#### PAGE EXCERPT
>>

During the period under review, the Group achieved stable growth in both revenue and profit. Revenue increased by 21.3% to approximately US$59.8 million, while profit attributable to the equity holders of the Company rose by 30.2% to US$6.2 million. The growth of revenue was mainly due to the Group's increasing investment in R&D as well as constantly developing new hardware and software products with innovative technical upgrades, in order to meet customer's various demands driven by the market. In addition, the Group also devoted to the development and expansion of its sales and distribution network with the objective to facilitate the localized application of its products and technologies.
Basic earnings per share were US$0.012. The Group was in a healthy and sound financial position. The gearing ratio was 7.6%, cash and cash equivalents amounted to approximately US$49.1 million, and net cash amounted to approximately US$35.1 million.
The acceleration of urbanization in the PRC and strong demand for building energy saving management around the globe has presented tremendous opportunities to the global building energy saving market. Currently, the intelligent building industry market in China exceeds RMB400 billion, of which the total investment for public construction and commercial properties amounted to RMB320 billion. The industry is expected to see significant growth in the coming years. By 2020, it is expected that the total production value for China's energy saving and environment protection industry will exceed RMB5,000 billion while the building energy saving market will exceed RMB1,500 billion, offering huge room for development.
Mr Zhao Xiaobo, Executive Director and Chief Executive Officer of Technovator, said, "Riding on the current favourable market conditions, we believe the Group will maintain steady growth in the future, supported by its superb technology and R&D team, continuous enhancement of its sales and marketing network, and the increasing popularity of the Energy Management Contract ("EMC") business model, coupled with the gradual implementation of the Group's strategic cooperation and acquisition strategy."
Continuous Enhancement in R&D
As a forerunner in the building energy saving sector, the Group has constantly strived to design, research and develop all-round energy saving solutions and new hardware and software products. In order to consolidate its technical expertise and sharpen its global competitiveness, the Group has invested US$6.2 million in R&D, which represented 10.3% of its revenue. In addition, the Group has continued to explore collaboration with renowned international enterprises, so as to further enhance its R&D capabilities and achieve a win-win situation.
The Group has set up three R&D centres around the world, including the research institute on building energy saving located in Beijing. The institute focuses on the research of core theories and calculations on building energy saving, as well as the development and upgrade of the Energy Managing System software. Moreover, the E-Cloud Service Centre, which has been established and commenced operation during the period, is the first cloud-based energy saving monitoring platform in the PRC. The Centre provides services such as high-end monitoring, and measurement and analysis of energy consumption for the players at various levels within the construction industry.

<<

#### RECORDS SUPPLIED
>>

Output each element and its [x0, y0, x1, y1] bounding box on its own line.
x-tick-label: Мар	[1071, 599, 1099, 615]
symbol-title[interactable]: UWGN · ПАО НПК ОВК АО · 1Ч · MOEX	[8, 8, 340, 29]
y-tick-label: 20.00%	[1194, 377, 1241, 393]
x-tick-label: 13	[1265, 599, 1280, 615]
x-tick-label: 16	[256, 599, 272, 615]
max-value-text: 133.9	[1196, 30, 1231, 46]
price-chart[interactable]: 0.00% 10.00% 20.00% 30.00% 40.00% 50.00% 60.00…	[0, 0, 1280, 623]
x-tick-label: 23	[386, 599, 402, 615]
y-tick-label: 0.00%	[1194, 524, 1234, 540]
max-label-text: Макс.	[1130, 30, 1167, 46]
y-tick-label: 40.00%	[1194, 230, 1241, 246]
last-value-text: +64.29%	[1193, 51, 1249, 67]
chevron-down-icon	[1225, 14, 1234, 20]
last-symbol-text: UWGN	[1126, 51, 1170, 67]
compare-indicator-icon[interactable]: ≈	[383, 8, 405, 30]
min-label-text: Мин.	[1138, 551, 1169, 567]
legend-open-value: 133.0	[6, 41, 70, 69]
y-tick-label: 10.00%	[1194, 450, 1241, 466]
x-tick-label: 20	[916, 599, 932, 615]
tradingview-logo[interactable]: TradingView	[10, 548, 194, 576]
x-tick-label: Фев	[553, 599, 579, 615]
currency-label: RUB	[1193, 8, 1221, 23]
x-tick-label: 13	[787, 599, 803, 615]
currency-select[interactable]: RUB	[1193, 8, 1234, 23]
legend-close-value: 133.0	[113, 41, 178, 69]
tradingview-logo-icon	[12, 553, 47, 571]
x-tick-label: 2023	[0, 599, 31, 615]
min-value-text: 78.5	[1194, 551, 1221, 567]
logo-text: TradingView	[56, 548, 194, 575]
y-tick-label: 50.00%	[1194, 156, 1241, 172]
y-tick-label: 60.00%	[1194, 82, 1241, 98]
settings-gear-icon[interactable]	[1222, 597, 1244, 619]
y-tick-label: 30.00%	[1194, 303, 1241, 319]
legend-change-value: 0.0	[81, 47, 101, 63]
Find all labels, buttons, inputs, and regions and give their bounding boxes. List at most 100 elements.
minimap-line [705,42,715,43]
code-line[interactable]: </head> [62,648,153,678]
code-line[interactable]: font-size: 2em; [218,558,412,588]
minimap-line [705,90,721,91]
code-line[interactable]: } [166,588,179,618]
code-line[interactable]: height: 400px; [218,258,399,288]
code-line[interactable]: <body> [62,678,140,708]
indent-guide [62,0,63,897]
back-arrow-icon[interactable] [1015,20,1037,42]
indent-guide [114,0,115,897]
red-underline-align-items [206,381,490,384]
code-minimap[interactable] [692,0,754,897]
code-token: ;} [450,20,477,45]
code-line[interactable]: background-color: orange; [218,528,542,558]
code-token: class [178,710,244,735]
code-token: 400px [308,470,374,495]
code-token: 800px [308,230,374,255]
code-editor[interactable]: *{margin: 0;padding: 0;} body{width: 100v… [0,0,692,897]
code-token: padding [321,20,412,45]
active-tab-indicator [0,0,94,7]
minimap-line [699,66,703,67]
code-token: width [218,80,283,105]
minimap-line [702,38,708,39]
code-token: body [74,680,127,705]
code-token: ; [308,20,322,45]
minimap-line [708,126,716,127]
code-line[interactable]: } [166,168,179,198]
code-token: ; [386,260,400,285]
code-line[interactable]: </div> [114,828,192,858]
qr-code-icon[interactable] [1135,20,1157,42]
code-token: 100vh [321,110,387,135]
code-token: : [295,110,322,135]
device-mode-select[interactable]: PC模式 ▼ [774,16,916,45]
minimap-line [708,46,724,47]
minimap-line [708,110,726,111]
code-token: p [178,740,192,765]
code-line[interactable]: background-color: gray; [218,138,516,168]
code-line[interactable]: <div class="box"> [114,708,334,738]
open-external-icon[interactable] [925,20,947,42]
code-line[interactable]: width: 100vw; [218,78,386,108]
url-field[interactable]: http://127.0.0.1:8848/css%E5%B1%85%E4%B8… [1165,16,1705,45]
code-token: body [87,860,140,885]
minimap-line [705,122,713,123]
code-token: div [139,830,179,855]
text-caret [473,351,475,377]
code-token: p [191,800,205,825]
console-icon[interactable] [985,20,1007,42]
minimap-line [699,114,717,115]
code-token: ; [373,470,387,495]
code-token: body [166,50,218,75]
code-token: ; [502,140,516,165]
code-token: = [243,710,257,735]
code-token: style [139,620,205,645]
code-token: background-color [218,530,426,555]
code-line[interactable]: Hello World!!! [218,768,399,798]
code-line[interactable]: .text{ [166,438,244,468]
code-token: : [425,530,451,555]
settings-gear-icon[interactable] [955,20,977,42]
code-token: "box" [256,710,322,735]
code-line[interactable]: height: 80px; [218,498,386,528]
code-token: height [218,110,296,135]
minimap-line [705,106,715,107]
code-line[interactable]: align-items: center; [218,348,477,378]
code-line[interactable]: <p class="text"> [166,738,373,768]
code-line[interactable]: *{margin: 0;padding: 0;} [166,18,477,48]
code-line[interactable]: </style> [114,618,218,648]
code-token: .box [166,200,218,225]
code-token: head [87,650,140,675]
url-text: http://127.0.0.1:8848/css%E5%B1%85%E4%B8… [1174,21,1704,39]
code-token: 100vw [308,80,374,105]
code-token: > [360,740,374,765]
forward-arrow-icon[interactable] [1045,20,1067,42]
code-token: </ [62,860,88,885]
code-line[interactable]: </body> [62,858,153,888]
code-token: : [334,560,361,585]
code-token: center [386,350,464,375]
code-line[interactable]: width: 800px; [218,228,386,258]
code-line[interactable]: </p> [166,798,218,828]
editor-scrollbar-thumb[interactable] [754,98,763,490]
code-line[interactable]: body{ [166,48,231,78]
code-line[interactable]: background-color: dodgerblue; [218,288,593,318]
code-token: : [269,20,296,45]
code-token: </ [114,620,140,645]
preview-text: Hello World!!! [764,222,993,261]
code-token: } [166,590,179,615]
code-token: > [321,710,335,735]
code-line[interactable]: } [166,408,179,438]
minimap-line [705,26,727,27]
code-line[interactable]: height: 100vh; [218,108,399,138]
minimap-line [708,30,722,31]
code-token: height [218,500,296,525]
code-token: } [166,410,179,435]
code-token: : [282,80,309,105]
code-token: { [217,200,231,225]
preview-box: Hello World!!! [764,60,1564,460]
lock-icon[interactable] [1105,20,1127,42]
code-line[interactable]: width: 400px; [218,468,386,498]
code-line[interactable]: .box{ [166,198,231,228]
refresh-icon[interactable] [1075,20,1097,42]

<<
>>

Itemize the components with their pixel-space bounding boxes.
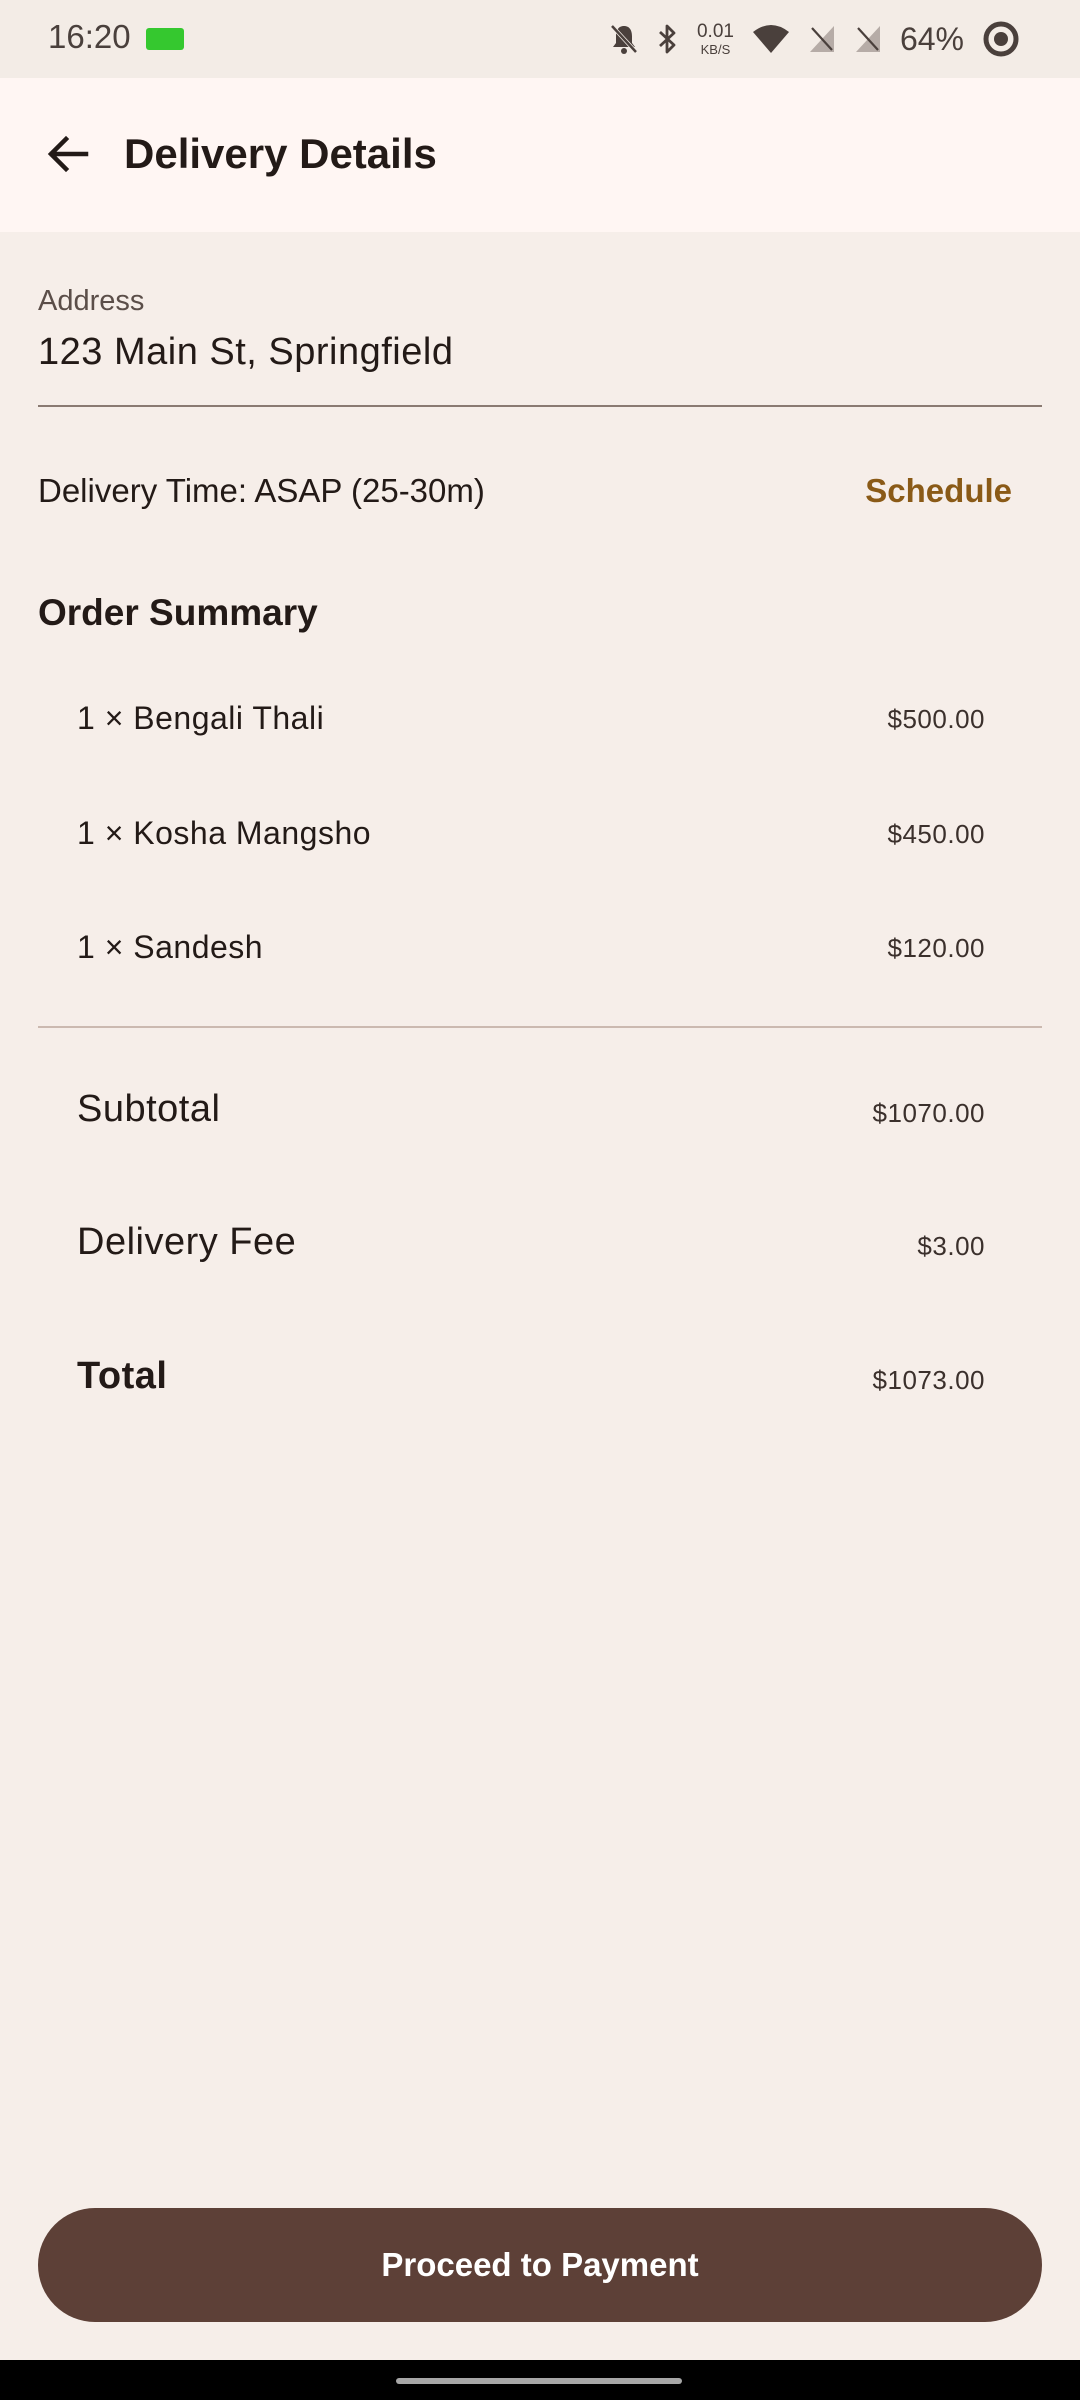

<<

#### PROBLEM TO WORK ON
Repeat word for word the part of the company results text above, from "Continuous Enhancement in" to "a win-win situation.".

#### RESULT FOR THIS TASK
Continuous Enhancement in R&D
As a forerunner in the building energy saving sector, the Group has constantly strived to design, research and develop all-round energy saving solutions and new hardware and software products. In order to consolidate its technical expertise and sharpen its global competitiveness, the Group has invested US$6.2 million in R&D, which represented 10.3% of its revenue. In addition, the Group has continued to explore collaboration with renowned international enterprises, so as to further enhance its R&D capabilities and achieve a win-win situation.